**Objective**
Restate the entire listing word for word.

*-*-*

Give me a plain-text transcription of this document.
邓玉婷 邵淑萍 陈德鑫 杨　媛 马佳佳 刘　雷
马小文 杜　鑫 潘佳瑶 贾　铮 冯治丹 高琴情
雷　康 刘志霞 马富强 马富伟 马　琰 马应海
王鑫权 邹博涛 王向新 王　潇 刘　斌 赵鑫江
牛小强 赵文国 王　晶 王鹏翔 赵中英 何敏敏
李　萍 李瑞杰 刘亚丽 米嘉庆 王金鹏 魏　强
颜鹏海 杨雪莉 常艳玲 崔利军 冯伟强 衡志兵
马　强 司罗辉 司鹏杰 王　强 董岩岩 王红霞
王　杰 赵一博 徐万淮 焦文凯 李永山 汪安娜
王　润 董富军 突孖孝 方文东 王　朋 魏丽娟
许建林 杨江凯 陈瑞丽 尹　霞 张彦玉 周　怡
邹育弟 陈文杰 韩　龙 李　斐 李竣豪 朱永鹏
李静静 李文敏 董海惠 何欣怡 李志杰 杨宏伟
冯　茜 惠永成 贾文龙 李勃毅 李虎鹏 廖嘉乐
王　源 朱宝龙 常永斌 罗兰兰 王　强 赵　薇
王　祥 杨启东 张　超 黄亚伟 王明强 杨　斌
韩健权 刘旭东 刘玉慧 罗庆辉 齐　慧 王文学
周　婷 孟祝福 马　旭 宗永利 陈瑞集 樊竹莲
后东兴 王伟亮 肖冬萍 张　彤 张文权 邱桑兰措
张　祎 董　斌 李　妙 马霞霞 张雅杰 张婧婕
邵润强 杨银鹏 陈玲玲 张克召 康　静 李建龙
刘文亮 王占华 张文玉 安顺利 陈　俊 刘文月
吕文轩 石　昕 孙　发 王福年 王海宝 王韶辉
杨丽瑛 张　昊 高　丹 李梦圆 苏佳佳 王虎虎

*-*-*

**Result below**
Give me a plain-text transcription of this document.
邓玉婷 邵淑萍 陈德鑫 杨　媛 马佳佳 刘　雷
马小文 杜　鑫 潘佳瑶 贾　铮 冯治丹 高琴情
雷　康 刘志霞 马富强 马富伟 马　琰 马应海
王鑫权 邹博涛 王向新 王　潇 刘　斌 赵鑫江
牛小强 赵文国 王　晶 王鹏翔 赵中英 何敏敏
李　萍 李瑞杰 刘亚丽 米嘉庆 王金鹏 魏　强
颜鹏海 杨雪莉 常艳玲 崔利军 冯伟强 衡志兵
马　强 司罗辉 司鹏杰 王　强 董岩岩 王红霞
王　杰 赵一博 徐万淮 焦文凯 李永山 汪安娜
王　润 董富军 突孖孝 方文东 王　朋 魏丽娟
许建林 杨江凯 陈瑞丽 尹　霞 张彦玉 周　怡
邹育弟 陈文杰 韩　龙 李　斐 李竣豪 朱永鹏
李静静 李文敏 董海惠 何欣怡 李志杰 杨宏伟
冯　茜 惠永成 贾文龙 李勃毅 李虎鹏 廖嘉乐
王　源 朱宝龙 常永斌 罗兰兰 王　强 赵　薇
王　祥 杨启东 张　超 黄亚伟 王明强 杨　斌
韩健权 刘旭东 刘玉慧 罗庆辉 齐　慧 王文学
周　婷 孟祝福 马　旭 宗永利 陈瑞集 樊竹莲
后东兴 王伟亮 肖冬萍 张　彤 张文权 邱桑兰措
张　祎 董　斌 李　妙 马霞霞 张雅杰 张婧婕
邵润强 杨银鹏 陈玲玲 张克召 康　静 李建龙
刘文亮 王占华 张文玉 安顺利 陈　俊 刘文月
吕文轩 石　昕 孙　发 王福年 王海宝 王韶辉
杨丽瑛 张　昊 高　丹 李梦圆 苏佳佳 王虎虎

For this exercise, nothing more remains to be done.